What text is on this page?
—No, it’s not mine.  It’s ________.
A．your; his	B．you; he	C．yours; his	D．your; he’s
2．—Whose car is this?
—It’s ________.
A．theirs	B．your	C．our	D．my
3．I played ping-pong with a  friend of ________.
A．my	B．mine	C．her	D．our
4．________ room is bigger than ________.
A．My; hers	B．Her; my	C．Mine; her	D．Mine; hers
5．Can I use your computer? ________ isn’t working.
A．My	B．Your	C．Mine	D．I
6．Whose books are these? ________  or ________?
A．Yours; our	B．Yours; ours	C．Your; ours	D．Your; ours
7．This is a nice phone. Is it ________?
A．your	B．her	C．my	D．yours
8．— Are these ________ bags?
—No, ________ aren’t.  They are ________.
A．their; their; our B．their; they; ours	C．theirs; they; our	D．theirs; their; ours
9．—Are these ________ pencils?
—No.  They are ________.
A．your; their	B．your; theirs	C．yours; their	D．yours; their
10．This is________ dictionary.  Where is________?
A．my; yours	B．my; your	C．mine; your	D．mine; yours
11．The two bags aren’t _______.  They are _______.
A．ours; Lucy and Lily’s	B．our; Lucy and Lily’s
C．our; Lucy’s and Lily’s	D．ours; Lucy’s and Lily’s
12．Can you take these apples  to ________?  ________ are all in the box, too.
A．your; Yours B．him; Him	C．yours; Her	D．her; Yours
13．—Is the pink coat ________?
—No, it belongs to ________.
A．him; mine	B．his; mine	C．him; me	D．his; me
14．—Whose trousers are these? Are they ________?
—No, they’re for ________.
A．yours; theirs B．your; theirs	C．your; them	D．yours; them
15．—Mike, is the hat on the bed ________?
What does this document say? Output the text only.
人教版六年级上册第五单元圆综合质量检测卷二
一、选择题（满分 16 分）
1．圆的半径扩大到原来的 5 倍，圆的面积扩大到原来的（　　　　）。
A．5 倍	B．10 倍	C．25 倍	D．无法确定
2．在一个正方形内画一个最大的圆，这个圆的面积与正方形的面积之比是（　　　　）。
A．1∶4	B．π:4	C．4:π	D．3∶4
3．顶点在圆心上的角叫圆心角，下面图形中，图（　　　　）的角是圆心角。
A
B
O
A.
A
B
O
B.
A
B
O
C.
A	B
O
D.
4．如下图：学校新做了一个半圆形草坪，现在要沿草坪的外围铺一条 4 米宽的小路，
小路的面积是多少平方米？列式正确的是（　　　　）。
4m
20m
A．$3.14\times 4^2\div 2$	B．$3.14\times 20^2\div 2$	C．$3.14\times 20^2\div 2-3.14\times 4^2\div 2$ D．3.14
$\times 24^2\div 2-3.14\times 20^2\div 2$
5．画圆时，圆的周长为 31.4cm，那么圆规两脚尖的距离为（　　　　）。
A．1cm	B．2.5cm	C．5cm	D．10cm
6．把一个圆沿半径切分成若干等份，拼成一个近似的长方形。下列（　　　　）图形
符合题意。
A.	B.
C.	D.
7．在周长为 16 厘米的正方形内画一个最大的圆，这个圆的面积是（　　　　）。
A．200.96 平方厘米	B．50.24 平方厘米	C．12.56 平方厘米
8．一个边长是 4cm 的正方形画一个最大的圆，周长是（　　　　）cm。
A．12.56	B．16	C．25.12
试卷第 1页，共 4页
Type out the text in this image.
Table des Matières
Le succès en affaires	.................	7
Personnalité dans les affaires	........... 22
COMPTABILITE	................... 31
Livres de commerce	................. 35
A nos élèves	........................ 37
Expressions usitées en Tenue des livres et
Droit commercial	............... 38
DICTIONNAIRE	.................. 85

[Task description]: Write out the lines above from the one containing "What does this" through the last, exactly as they are.

[Result for this task]:
What does this document say? Output the text only.
人教版六年级上册第五单元圆综合质量检测卷二
一、选择题（满分 16 分）
1．圆的半径扩大到原来的 5 倍，圆的面积扩大到原来的（　　　　）。
A．5 倍	B．10 倍	C．25 倍	D．无法确定
2．在一个正方形内画一个最大的圆，这个圆的面积与正方形的面积之比是（　　　　）。
A．1∶4	B．π:4	C．4:π	D．3∶4
3．顶点在圆心上的角叫圆心角，下面图形中，图（　　　　）的角是圆心角。
A
B
O
A.
A
B
O
B.
A
B
O
C.
A	B
O
D.
4．如下图：学校新做了一个半圆形草坪，现在要沿草坪的外围铺一条 4 米宽的小路，
小路的面积是多少平方米？列式正确的是（　　　　）。
4m
20m
A．$3.14\times 4^2\div 2$	B．$3.14\times 20^2\div 2$	C．$3.14\times 20^2\div 2-3.14\times 4^2\div 2$ D．3.14
$\times 24^2\div 2-3.14\times 20^2\div 2$
5．画圆时，圆的周长为 31.4cm，那么圆规两脚尖的距离为（　　　　）。
A．1cm	B．2.5cm	C．5cm	D．10cm
6．把一个圆沿半径切分成若干等份，拼成一个近似的长方形。下列（　　　　）图形
符合题意。
A.	B.
C.	D.
7．在周长为 16 厘米的正方形内画一个最大的圆，这个圆的面积是（　　　　）。
A．200.96 平方厘米	B．50.24 平方厘米	C．12.56 平方厘米
8．一个边长是 4cm 的正方形画一个最大的圆，周长是（　　　　）cm。
A．12.56	B．16	C．25.12
试卷第 1页，共 4页
Type out the text in this image.
Table des Matières
Le succès en affaires	.................	7
Personnalité dans les affaires	........... 22
COMPTABILITE	................... 31
Livres de commerce	................. 35
A nos élèves	........................ 37
Expressions usitées en Tenue des livres et
Droit commercial	............... 38
DICTIONNAIRE	.................. 85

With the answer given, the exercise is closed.